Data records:
☆ ☆ ☆

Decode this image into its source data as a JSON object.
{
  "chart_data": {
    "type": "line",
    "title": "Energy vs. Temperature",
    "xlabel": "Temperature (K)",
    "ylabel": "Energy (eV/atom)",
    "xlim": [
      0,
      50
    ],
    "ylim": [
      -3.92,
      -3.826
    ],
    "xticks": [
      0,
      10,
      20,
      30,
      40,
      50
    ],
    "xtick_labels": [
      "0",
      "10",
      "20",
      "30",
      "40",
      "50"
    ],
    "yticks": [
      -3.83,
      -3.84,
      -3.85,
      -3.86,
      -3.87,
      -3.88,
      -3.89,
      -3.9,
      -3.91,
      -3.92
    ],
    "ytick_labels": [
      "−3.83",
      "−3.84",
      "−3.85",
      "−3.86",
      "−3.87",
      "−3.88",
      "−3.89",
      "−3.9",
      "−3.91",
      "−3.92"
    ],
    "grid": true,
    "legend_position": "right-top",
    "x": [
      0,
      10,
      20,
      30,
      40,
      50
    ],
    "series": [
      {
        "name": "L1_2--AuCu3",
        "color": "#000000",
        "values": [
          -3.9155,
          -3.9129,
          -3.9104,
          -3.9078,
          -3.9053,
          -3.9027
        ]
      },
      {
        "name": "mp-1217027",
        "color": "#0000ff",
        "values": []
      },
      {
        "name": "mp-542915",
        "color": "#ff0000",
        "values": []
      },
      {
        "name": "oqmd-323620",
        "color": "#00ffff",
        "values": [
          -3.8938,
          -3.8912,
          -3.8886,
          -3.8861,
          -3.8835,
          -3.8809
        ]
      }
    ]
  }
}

☆ ☆ ☆

EXERCISE AIM: Would you reproduce the material above in full, exactly as given?

THE SOLUTION:
Decode this image into its source data as a JSON object.
{
  "chart_data": {
    "type": "line",
    "title": "Energy vs. Temperature",
    "xlabel": "Temperature (K)",
    "ylabel": "Energy (eV/atom)",
    "xlim": [
      0,
      50
    ],
    "ylim": [
      -3.92,
      -3.826
    ],
    "xticks": [
      0,
      10,
      20,
      30,
      40,
      50
    ],
    "xtick_labels": [
      "0",
      "10",
      "20",
      "30",
      "40",
      "50"
    ],
    "yticks": [
      -3.83,
      -3.84,
      -3.85,
      -3.86,
      -3.87,
      -3.88,
      -3.89,
      -3.9,
      -3.91,
      -3.92
    ],
    "ytick_labels": [
      "−3.83",
      "−3.84",
      "−3.85",
      "−3.86",
      "−3.87",
      "−3.88",
      "−3.89",
      "−3.9",
      "−3.91",
      "−3.92"
    ],
    "grid": true,
    "legend_position": "right-top",
    "x": [
      0,
      10,
      20,
      30,
      40,
      50
    ],
    "series": [
      {
        "name": "L1_2--AuCu3",
        "color": "#000000",
        "values": [
          -3.9155,
          -3.9129,
          -3.9104,
          -3.9078,
          -3.9053,
          -3.9027
        ]
      },
      {
        "name": "mp-1217027",
        "color": "#0000ff",
        "values": []
      },
      {
        "name": "mp-542915",
        "color": "#ff0000",
        "values": []
      },
      {
        "name": "oqmd-323620",
        "color": "#00ffff",
        "values": [
          -3.8938,
          -3.8912,
          -3.8886,
          -3.8861,
          -3.8835,
          -3.8809
        ]
      }
    ]
  }
}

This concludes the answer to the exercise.